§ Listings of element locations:
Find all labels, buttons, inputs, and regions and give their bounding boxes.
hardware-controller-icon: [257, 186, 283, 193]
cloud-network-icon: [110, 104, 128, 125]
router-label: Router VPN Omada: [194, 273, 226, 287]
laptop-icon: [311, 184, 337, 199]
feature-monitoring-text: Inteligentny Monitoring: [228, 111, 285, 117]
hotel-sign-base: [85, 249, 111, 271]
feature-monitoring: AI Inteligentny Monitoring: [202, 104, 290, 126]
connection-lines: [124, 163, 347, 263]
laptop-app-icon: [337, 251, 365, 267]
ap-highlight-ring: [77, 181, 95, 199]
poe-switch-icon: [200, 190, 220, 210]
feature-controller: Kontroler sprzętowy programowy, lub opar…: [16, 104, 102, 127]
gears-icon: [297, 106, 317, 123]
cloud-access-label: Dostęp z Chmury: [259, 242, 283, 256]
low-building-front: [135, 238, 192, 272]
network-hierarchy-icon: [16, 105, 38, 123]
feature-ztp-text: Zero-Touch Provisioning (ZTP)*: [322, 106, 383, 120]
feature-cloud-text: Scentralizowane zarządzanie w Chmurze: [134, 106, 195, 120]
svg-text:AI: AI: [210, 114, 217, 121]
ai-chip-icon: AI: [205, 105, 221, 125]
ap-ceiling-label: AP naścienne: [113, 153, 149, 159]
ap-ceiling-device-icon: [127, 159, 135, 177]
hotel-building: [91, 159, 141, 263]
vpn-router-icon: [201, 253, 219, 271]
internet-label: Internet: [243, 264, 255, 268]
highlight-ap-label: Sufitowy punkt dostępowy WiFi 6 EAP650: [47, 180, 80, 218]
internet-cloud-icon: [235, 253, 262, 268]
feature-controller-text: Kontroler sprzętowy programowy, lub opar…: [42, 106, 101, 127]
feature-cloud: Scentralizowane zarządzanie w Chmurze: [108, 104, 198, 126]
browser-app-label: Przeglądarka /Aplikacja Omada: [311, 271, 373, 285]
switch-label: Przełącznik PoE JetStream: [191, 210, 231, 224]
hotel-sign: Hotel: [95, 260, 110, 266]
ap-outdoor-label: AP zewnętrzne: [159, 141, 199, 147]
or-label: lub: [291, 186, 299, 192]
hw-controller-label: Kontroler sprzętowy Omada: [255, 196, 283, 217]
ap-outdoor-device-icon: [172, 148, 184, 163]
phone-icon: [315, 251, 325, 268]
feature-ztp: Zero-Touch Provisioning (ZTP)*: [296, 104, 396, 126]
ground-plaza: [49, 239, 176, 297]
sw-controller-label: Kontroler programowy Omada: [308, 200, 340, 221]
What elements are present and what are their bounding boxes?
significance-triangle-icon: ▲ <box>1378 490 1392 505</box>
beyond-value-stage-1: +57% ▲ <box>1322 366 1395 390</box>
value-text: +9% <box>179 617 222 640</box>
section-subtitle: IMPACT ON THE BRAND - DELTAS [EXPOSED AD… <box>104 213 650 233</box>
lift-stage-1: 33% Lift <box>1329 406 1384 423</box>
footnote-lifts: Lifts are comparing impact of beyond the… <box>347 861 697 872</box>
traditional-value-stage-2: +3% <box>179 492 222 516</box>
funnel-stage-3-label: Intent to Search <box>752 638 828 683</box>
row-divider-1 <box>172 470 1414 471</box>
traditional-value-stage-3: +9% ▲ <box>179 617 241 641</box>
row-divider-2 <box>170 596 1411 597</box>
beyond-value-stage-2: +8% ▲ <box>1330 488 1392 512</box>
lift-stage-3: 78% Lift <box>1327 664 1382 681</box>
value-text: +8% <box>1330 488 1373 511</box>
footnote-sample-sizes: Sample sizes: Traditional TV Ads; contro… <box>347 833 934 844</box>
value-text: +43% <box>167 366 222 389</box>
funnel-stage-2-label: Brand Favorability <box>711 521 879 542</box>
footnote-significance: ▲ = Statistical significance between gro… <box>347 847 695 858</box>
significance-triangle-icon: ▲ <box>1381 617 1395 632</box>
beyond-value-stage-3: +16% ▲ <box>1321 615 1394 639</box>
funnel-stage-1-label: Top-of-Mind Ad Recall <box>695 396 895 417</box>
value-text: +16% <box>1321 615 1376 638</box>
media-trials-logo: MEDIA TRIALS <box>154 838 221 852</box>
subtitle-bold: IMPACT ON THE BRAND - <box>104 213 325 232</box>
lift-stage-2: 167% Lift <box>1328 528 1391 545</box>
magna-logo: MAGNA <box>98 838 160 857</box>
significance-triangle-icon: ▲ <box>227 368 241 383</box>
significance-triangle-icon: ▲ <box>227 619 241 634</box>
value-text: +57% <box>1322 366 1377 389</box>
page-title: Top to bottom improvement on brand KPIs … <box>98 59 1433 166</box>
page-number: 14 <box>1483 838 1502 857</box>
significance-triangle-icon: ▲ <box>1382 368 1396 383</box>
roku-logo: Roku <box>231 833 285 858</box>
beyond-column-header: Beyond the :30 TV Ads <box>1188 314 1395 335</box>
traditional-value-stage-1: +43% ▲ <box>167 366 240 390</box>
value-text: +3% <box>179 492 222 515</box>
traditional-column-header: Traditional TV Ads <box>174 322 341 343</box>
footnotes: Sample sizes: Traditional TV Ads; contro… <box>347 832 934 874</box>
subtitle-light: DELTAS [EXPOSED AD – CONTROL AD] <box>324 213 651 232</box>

§ AIM OF THE TASK: Pick out every line of the records that contains the string "Zero" and copy each one. Only case-sensitive matches count.

§ PROBLEM SOLUTION:
feature-ztp-text: Zero-Touch Provisioning (ZTP)*: [322, 106, 383, 120]
feature-ztp: Zero-Touch Provisioning (ZTP)*: [296, 104, 396, 126]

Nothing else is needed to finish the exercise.